Look over the entries that follow and work out how many lines contain "title". State the number only.

▶ _Collected data entries_:
================================
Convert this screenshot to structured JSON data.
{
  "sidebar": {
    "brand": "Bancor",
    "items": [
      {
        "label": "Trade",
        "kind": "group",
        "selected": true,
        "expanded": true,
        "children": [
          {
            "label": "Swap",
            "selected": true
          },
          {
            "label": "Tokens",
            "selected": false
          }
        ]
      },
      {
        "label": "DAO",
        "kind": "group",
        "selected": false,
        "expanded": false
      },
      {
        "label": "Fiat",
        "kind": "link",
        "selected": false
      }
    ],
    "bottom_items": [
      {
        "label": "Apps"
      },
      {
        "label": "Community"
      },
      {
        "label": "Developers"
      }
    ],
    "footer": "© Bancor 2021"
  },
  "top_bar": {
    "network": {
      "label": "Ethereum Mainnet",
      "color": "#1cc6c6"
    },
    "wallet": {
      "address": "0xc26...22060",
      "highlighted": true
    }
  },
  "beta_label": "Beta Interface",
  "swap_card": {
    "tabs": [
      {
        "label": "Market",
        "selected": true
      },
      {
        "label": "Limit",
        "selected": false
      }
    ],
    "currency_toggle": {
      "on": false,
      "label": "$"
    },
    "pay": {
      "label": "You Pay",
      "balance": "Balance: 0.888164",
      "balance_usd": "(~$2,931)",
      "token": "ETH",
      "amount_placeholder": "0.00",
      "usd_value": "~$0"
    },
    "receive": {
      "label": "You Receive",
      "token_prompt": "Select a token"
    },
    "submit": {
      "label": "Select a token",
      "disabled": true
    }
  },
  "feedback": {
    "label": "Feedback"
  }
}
================================
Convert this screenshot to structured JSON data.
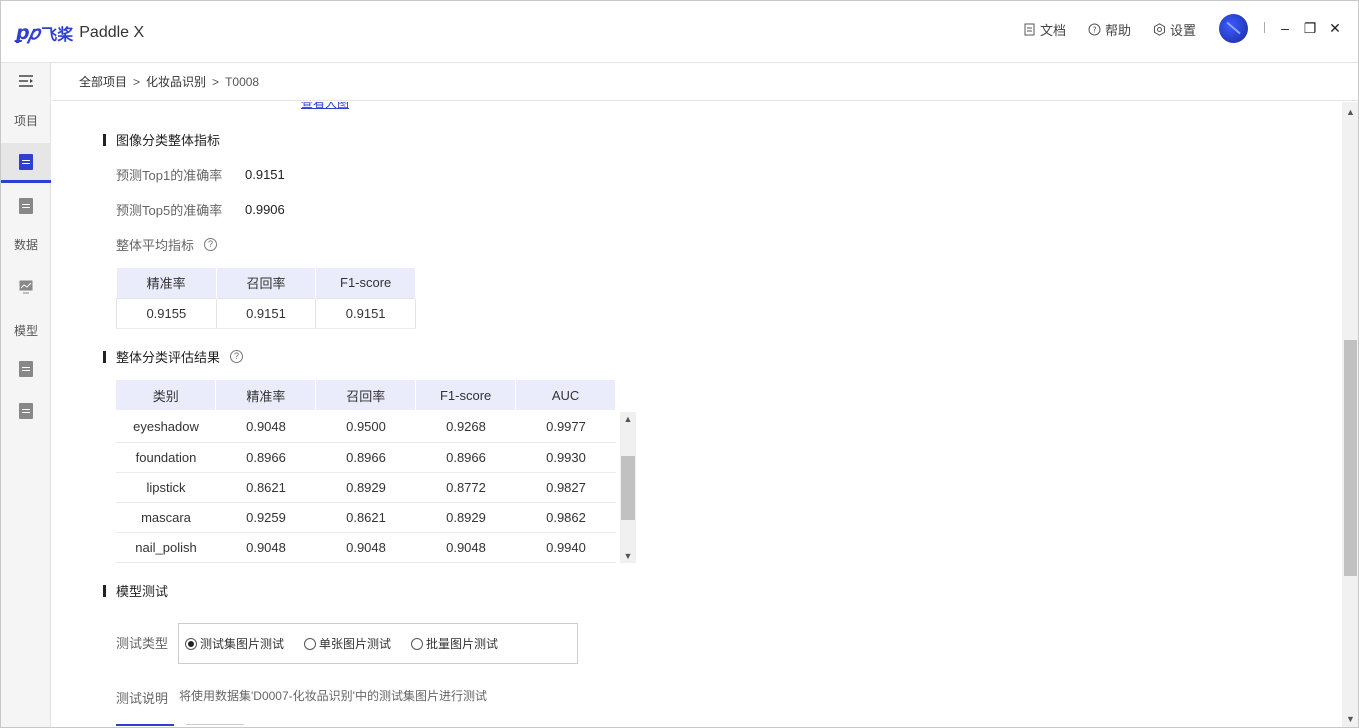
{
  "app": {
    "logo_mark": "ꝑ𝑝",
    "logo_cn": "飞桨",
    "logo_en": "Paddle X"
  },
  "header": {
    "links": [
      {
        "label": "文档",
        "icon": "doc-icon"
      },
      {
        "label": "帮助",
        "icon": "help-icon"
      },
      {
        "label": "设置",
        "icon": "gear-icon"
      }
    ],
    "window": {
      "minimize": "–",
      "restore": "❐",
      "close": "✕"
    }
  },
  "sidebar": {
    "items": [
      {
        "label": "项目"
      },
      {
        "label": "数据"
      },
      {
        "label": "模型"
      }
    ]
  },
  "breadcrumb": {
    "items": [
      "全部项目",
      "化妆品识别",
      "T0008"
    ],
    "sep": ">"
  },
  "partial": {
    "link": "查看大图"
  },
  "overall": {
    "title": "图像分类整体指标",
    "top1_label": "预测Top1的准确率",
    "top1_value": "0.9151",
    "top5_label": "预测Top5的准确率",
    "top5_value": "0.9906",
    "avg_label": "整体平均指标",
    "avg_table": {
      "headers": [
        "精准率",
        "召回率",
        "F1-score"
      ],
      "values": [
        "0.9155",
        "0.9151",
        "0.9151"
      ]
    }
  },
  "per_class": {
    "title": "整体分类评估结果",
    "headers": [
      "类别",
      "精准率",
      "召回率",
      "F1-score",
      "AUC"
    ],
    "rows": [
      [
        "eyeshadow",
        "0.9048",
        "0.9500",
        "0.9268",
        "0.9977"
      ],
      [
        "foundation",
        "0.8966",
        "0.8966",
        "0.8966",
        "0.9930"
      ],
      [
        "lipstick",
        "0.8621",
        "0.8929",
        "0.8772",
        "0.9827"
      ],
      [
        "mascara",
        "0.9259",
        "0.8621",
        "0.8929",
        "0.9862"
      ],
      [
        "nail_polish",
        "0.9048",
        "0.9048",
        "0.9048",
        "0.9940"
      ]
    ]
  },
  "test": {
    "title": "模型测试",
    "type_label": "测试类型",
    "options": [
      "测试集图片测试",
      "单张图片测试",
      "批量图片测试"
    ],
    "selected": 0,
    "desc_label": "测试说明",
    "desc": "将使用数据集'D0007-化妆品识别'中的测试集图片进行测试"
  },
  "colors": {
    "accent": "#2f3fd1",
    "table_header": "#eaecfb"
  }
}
================================
▶ _Full output_:
3